- TO DO
Retype exactly the lines from the line with "Output the text content of this document." to the end of the data, keeping both boundary lines.

## Begin GIVEN RECORDS

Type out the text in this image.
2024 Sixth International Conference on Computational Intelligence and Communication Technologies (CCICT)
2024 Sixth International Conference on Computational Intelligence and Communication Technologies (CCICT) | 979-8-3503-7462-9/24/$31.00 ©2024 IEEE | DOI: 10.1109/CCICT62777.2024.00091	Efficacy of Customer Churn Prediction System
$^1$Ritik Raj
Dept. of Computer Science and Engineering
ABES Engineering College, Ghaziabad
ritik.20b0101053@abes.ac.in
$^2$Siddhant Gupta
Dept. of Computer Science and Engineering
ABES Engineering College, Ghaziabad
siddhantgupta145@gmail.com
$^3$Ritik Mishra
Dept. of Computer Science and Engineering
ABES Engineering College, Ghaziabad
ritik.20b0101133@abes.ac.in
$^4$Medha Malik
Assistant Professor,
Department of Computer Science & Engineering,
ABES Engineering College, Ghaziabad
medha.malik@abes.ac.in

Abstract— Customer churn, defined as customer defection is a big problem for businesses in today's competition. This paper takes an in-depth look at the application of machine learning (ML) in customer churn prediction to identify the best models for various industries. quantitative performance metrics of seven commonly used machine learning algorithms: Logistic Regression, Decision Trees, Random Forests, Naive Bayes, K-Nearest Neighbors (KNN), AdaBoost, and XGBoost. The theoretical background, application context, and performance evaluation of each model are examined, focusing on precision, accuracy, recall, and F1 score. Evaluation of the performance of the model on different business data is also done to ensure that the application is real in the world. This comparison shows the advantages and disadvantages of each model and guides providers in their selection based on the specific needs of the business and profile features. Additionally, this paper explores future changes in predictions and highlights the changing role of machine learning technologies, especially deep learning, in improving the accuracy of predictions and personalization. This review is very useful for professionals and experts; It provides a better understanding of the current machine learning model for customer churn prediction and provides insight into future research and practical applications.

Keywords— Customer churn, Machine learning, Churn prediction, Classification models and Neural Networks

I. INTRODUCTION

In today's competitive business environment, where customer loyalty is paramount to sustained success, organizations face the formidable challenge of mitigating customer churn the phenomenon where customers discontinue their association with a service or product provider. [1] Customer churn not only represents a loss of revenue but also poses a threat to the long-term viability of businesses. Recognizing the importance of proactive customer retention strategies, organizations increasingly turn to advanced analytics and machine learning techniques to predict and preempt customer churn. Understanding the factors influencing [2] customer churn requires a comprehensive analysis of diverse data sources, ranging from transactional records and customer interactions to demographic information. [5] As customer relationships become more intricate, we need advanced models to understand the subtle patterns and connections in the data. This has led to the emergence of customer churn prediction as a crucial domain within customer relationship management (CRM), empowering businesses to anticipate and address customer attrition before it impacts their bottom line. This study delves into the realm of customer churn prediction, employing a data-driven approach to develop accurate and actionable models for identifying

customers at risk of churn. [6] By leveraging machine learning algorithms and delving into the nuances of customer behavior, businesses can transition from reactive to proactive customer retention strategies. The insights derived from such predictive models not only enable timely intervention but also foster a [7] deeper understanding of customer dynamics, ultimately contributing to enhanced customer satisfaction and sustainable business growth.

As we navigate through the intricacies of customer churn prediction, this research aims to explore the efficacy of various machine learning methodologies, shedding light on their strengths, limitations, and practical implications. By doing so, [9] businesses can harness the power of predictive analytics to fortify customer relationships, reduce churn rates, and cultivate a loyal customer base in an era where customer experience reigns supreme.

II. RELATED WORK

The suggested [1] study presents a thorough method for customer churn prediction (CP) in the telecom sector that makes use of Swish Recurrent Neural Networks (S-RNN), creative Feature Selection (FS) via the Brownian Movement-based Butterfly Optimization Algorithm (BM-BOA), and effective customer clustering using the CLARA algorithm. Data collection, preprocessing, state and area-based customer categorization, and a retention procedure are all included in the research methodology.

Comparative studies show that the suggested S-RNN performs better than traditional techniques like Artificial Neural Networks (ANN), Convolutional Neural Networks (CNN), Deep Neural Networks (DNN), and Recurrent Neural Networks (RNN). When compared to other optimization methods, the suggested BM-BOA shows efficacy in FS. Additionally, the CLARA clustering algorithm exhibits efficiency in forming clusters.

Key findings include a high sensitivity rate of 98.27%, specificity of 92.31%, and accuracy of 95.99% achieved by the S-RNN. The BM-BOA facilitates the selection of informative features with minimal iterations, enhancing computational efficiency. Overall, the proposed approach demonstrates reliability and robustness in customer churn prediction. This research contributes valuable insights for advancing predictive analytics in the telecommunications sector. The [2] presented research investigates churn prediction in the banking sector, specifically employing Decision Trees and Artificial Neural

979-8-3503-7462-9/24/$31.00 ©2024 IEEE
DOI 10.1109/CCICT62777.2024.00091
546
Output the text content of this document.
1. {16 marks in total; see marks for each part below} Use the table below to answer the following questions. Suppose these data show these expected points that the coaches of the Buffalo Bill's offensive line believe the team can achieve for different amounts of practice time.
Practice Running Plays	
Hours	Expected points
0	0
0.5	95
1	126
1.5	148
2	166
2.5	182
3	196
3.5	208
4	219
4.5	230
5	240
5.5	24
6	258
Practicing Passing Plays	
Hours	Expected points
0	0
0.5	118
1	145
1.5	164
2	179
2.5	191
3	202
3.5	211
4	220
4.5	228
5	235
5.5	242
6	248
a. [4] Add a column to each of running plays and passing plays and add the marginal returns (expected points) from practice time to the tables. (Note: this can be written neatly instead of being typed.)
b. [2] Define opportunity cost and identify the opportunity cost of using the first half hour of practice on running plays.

## End GIVEN RECORDS

- THE RESULT
Output the text content of this document.
1. {16 marks in total; see marks for each part below} Use the table below to answer the following questions. Suppose these data show these expected points that the coaches of the Buffalo Bill's offensive line believe the team can achieve for different amounts of practice time.
Practice Running Plays	
Hours	Expected points
0	0
0.5	95
1	126
1.5	148
2	166
2.5	182
3	196
3.5	208
4	219
4.5	230
5	240
5.5	24
6	258
Practicing Passing Plays	
Hours	Expected points
0	0
0.5	118
1	145
1.5	164
2	179
2.5	191
3	202
3.5	211
4	220
4.5	228
5	235
5.5	242
6	248
a. [4] Add a column to each of running plays and passing plays and add the marginal returns (expected points) from practice time to the tables. (Note: this can be written neatly instead of being typed.)
b. [2] Define opportunity cost and identify the opportunity cost of using the first half hour of practice on running plays.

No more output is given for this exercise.